Items from a figure collection:
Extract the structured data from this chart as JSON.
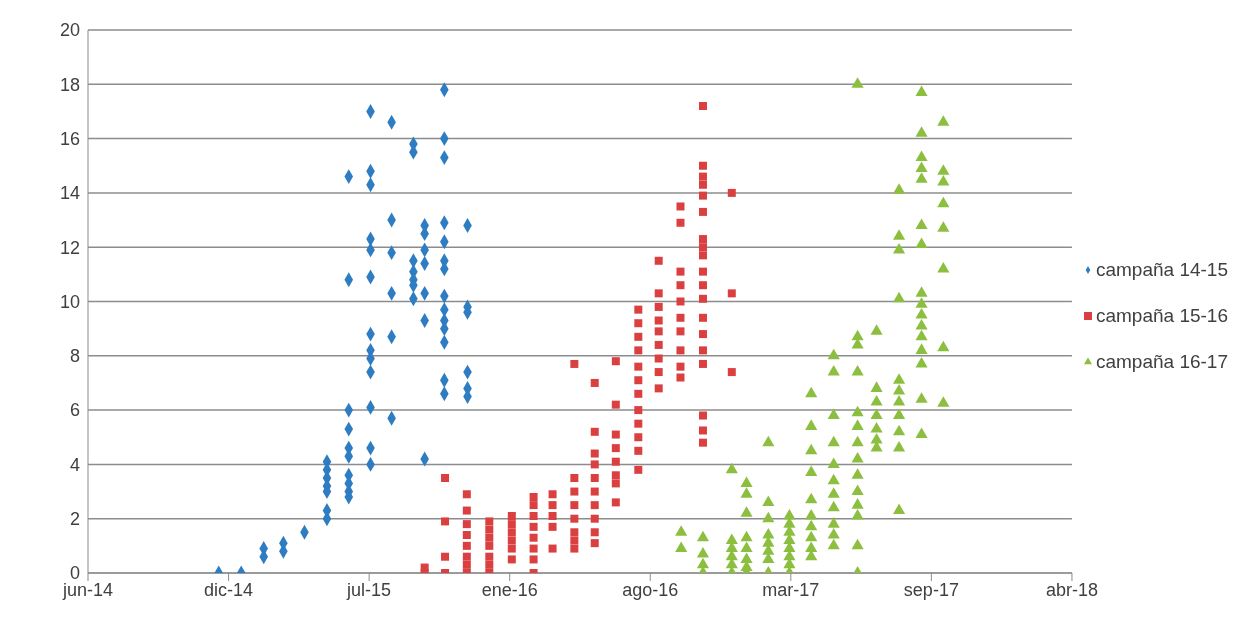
{
  "chart_data": {
    "type": "scatter",
    "xlim": [
      "2014-06-10",
      "2018-04-10"
    ],
    "xticks": [
      {
        "value": "2014-06-10",
        "label": "jun-14"
      },
      {
        "value": "2014-12-27",
        "label": "dic-14"
      },
      {
        "value": "2015-07-15",
        "label": "jul-15"
      },
      {
        "value": "2016-01-31",
        "label": "ene-16"
      },
      {
        "value": "2016-08-18",
        "label": "ago-16"
      },
      {
        "value": "2017-03-06",
        "label": "mar-17"
      },
      {
        "value": "2017-09-22",
        "label": "sep-17"
      },
      {
        "value": "2018-04-10",
        "label": "abr-18"
      }
    ],
    "ylim": [
      0,
      20
    ],
    "yticks": [
      0,
      2,
      4,
      6,
      8,
      10,
      12,
      14,
      16,
      18,
      20
    ],
    "grid": "y",
    "legend": "right",
    "series": [
      {
        "name": "campaña 14-15",
        "color": "#2e7dc2",
        "marker": "diamond",
        "x": [
          "2014-12-13",
          "2015-01-14",
          "2015-02-15",
          "2015-02-15",
          "2015-03-15",
          "2015-03-15",
          "2015-04-14",
          "2015-05-16",
          "2015-05-16",
          "2015-05-16",
          "2015-05-16",
          "2015-05-16",
          "2015-05-16",
          "2015-05-16",
          "2015-06-16",
          "2015-06-16",
          "2015-06-16",
          "2015-06-16",
          "2015-06-16",
          "2015-06-16",
          "2015-06-16",
          "2015-06-16",
          "2015-06-16",
          "2015-06-16",
          "2015-07-17",
          "2015-07-17",
          "2015-07-17",
          "2015-07-17",
          "2015-07-17",
          "2015-07-17",
          "2015-07-17",
          "2015-07-17",
          "2015-07-17",
          "2015-07-17",
          "2015-07-17",
          "2015-07-17",
          "2015-07-17",
          "2015-08-16",
          "2015-08-16",
          "2015-08-16",
          "2015-08-16",
          "2015-08-16",
          "2015-08-16",
          "2015-09-16",
          "2015-09-16",
          "2015-09-16",
          "2015-09-16",
          "2015-09-16",
          "2015-09-16",
          "2015-09-16",
          "2015-10-02",
          "2015-10-02",
          "2015-10-02",
          "2015-10-02",
          "2015-10-02",
          "2015-10-02",
          "2015-10-02",
          "2015-10-30",
          "2015-10-30",
          "2015-10-30",
          "2015-10-30",
          "2015-10-30",
          "2015-10-30",
          "2015-10-30",
          "2015-10-30",
          "2015-10-30",
          "2015-10-30",
          "2015-10-30",
          "2015-10-30",
          "2015-10-30",
          "2015-10-30",
          "2015-12-02",
          "2015-12-02",
          "2015-12-02",
          "2015-12-02",
          "2015-12-02",
          "2015-12-02"
        ],
        "values": [
          0,
          0,
          0.9,
          0.6,
          1.1,
          0.8,
          1.5,
          4.1,
          3.8,
          3.5,
          3.2,
          3.0,
          2.3,
          2.0,
          14.6,
          10.8,
          6.0,
          5.3,
          4.6,
          4.3,
          3.6,
          3.3,
          3.0,
          2.8,
          17.0,
          14.8,
          14.3,
          12.3,
          11.9,
          10.9,
          8.8,
          8.2,
          7.9,
          7.4,
          6.1,
          4.6,
          4.0,
          16.6,
          13.0,
          11.8,
          10.3,
          8.7,
          5.7,
          15.8,
          15.5,
          11.5,
          11.1,
          10.8,
          10.6,
          10.1,
          12.8,
          12.5,
          11.9,
          11.4,
          10.3,
          9.3,
          4.2,
          17.8,
          16.0,
          15.3,
          12.9,
          12.2,
          11.5,
          11.2,
          10.2,
          9.7,
          9.3,
          9.0,
          8.5,
          7.1,
          6.6,
          12.8,
          9.8,
          9.6,
          7.4,
          6.8,
          6.5
        ]
      },
      {
        "name": "campaña 15-16",
        "color": "#d9403f",
        "marker": "square",
        "x": [
          "2015-10-02",
          "2015-10-02",
          "2015-10-31",
          "2015-10-31",
          "2015-10-31",
          "2015-10-31",
          "2015-12-01",
          "2015-12-01",
          "2015-12-01",
          "2015-12-01",
          "2015-12-01",
          "2015-12-01",
          "2015-12-01",
          "2015-12-01",
          "2016-01-02",
          "2016-01-02",
          "2016-01-02",
          "2016-01-02",
          "2016-01-02",
          "2016-01-02",
          "2016-01-02",
          "2016-02-03",
          "2016-02-03",
          "2016-02-03",
          "2016-02-03",
          "2016-02-03",
          "2016-02-03",
          "2016-03-05",
          "2016-03-05",
          "2016-03-05",
          "2016-03-05",
          "2016-03-05",
          "2016-03-05",
          "2016-03-05",
          "2016-03-05",
          "2016-04-01",
          "2016-04-01",
          "2016-04-01",
          "2016-04-01",
          "2016-04-01",
          "2016-05-02",
          "2016-05-02",
          "2016-05-02",
          "2016-05-02",
          "2016-05-02",
          "2016-05-02",
          "2016-05-02",
          "2016-05-02",
          "2016-05-31",
          "2016-05-31",
          "2016-05-31",
          "2016-05-31",
          "2016-05-31",
          "2016-05-31",
          "2016-05-31",
          "2016-05-31",
          "2016-05-31",
          "2016-05-31",
          "2016-06-30",
          "2016-06-30",
          "2016-06-30",
          "2016-06-30",
          "2016-06-30",
          "2016-06-30",
          "2016-06-30",
          "2016-06-30",
          "2016-08-01",
          "2016-08-01",
          "2016-08-01",
          "2016-08-01",
          "2016-08-01",
          "2016-08-01",
          "2016-08-01",
          "2016-08-01",
          "2016-08-01",
          "2016-08-01",
          "2016-08-01",
          "2016-08-01",
          "2016-08-30",
          "2016-08-30",
          "2016-08-30",
          "2016-08-30",
          "2016-08-30",
          "2016-08-30",
          "2016-08-30",
          "2016-08-30",
          "2016-08-30",
          "2016-09-30",
          "2016-09-30",
          "2016-09-30",
          "2016-09-30",
          "2016-09-30",
          "2016-09-30",
          "2016-09-30",
          "2016-09-30",
          "2016-09-30",
          "2016-09-30",
          "2016-11-01",
          "2016-11-01",
          "2016-11-01",
          "2016-11-01",
          "2016-11-01",
          "2016-11-01",
          "2016-11-01",
          "2016-11-01",
          "2016-11-01",
          "2016-11-01",
          "2016-11-01",
          "2016-11-01",
          "2016-11-01",
          "2016-11-01",
          "2016-11-01",
          "2016-11-01",
          "2016-11-01",
          "2016-11-01",
          "2016-11-01",
          "2016-12-12",
          "2016-12-12",
          "2016-12-12"
        ],
        "values": [
          0.2,
          0,
          3.5,
          1.9,
          0.6,
          0,
          2.9,
          2.3,
          1.8,
          1.4,
          1.0,
          0.6,
          0.3,
          0,
          1.9,
          1.6,
          1.3,
          1.0,
          0.6,
          0.3,
          0,
          2.1,
          1.8,
          1.5,
          1.2,
          0.9,
          0.5,
          2.8,
          2.5,
          2.1,
          1.7,
          1.3,
          0.9,
          0.5,
          0,
          2.9,
          2.5,
          2.1,
          1.7,
          0.9,
          7.7,
          3.5,
          3.0,
          2.5,
          2.0,
          1.5,
          1.2,
          0.9,
          7.0,
          5.2,
          4.4,
          4.0,
          3.5,
          3.0,
          2.5,
          2.0,
          1.5,
          1.1,
          7.8,
          6.2,
          5.1,
          4.6,
          4.1,
          3.6,
          3.3,
          2.6,
          9.7,
          9.2,
          8.7,
          8.2,
          7.6,
          7.1,
          6.6,
          6.0,
          5.5,
          5.0,
          4.5,
          3.8,
          11.5,
          10.3,
          9.8,
          9.3,
          8.9,
          8.4,
          7.9,
          7.4,
          6.8,
          13.5,
          12.9,
          11.1,
          10.6,
          10.0,
          9.4,
          8.9,
          8.2,
          7.6,
          7.2,
          17.2,
          15.0,
          14.6,
          14.3,
          13.9,
          13.3,
          12.3,
          12.0,
          11.7,
          11.1,
          10.6,
          10.1,
          9.4,
          8.8,
          8.2,
          7.7,
          5.8,
          5.25,
          4.8,
          14.0,
          10.3,
          7.4
        ]
      },
      {
        "name": "campaña 16-17",
        "color": "#8cbf3f",
        "marker": "triangle",
        "x": [
          "2016-10-01",
          "2016-10-01",
          "2016-11-01",
          "2016-11-01",
          "2016-11-01",
          "2016-11-01",
          "2016-12-12",
          "2016-12-12",
          "2016-12-12",
          "2016-12-12",
          "2016-12-12",
          "2016-12-12",
          "2017-01-02",
          "2017-01-02",
          "2017-01-02",
          "2017-01-02",
          "2017-01-02",
          "2017-01-02",
          "2017-01-02",
          "2017-01-02",
          "2017-02-02",
          "2017-02-02",
          "2017-02-02",
          "2017-02-02",
          "2017-02-02",
          "2017-02-02",
          "2017-02-02",
          "2017-02-02",
          "2017-03-04",
          "2017-03-04",
          "2017-03-04",
          "2017-03-04",
          "2017-03-04",
          "2017-03-04",
          "2017-03-04",
          "2017-03-04",
          "2017-04-04",
          "2017-04-04",
          "2017-04-04",
          "2017-04-04",
          "2017-04-04",
          "2017-04-04",
          "2017-04-04",
          "2017-04-04",
          "2017-04-04",
          "2017-04-04",
          "2017-05-06",
          "2017-05-06",
          "2017-05-06",
          "2017-05-06",
          "2017-05-06",
          "2017-05-06",
          "2017-05-06",
          "2017-05-06",
          "2017-05-06",
          "2017-05-06",
          "2017-05-06",
          "2017-06-09",
          "2017-06-09",
          "2017-06-09",
          "2017-06-09",
          "2017-06-09",
          "2017-06-09",
          "2017-06-09",
          "2017-06-09",
          "2017-06-09",
          "2017-06-09",
          "2017-06-09",
          "2017-06-09",
          "2017-06-09",
          "2017-06-09",
          "2017-07-06",
          "2017-07-06",
          "2017-07-06",
          "2017-07-06",
          "2017-07-06",
          "2017-07-06",
          "2017-07-06",
          "2017-08-07",
          "2017-08-07",
          "2017-08-07",
          "2017-08-07",
          "2017-08-07",
          "2017-08-07",
          "2017-08-07",
          "2017-08-07",
          "2017-08-07",
          "2017-08-07",
          "2017-08-07",
          "2017-09-08",
          "2017-09-08",
          "2017-09-08",
          "2017-09-08",
          "2017-09-08",
          "2017-09-08",
          "2017-09-08",
          "2017-09-08",
          "2017-09-08",
          "2017-09-08",
          "2017-09-08",
          "2017-09-08",
          "2017-09-08",
          "2017-09-08",
          "2017-09-08",
          "2017-09-08",
          "2017-10-09",
          "2017-10-09",
          "2017-10-09",
          "2017-10-09",
          "2017-10-09",
          "2017-10-09",
          "2017-10-09",
          "2017-10-09"
        ],
        "values": [
          1.5,
          0.9,
          1.3,
          0.7,
          0.3,
          0,
          3.8,
          1.2,
          0.9,
          0.6,
          0.3,
          0,
          3.3,
          2.9,
          2.2,
          1.3,
          0.9,
          0.5,
          0.2,
          0,
          4.8,
          2.6,
          2.0,
          1.4,
          1.1,
          0.8,
          0.5,
          0,
          2.1,
          1.8,
          1.5,
          1.2,
          0.9,
          0.6,
          0.3,
          0,
          6.6,
          5.4,
          4.5,
          3.7,
          2.7,
          2.1,
          1.7,
          1.3,
          0.9,
          0.6,
          8.0,
          7.4,
          5.8,
          4.8,
          4.0,
          3.4,
          2.9,
          2.4,
          1.8,
          1.4,
          1.0,
          18.0,
          8.7,
          8.4,
          7.4,
          5.9,
          5.4,
          4.8,
          4.2,
          3.6,
          3.0,
          2.5,
          2.1,
          1.0,
          0,
          8.9,
          6.8,
          6.3,
          5.8,
          5.3,
          4.9,
          4.6,
          14.1,
          12.4,
          11.9,
          10.1,
          7.1,
          6.7,
          6.3,
          5.8,
          5.2,
          4.6,
          2.3,
          17.7,
          16.2,
          15.3,
          14.9,
          14.5,
          12.8,
          12.1,
          10.3,
          9.9,
          9.5,
          9.1,
          8.7,
          8.2,
          7.7,
          6.4,
          5.1,
          16.6,
          14.8,
          14.4,
          13.6,
          12.7,
          11.2,
          8.3,
          6.25
        ]
      }
    ]
  }
}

EXERCISE DETAILS: Go through the records above, find every line with the word "campaña", and list those lines.

TASK RESULT:
        "name": "campaña 14-15",
        "name": "campaña 15-16",
        "name": "campaña 16-17",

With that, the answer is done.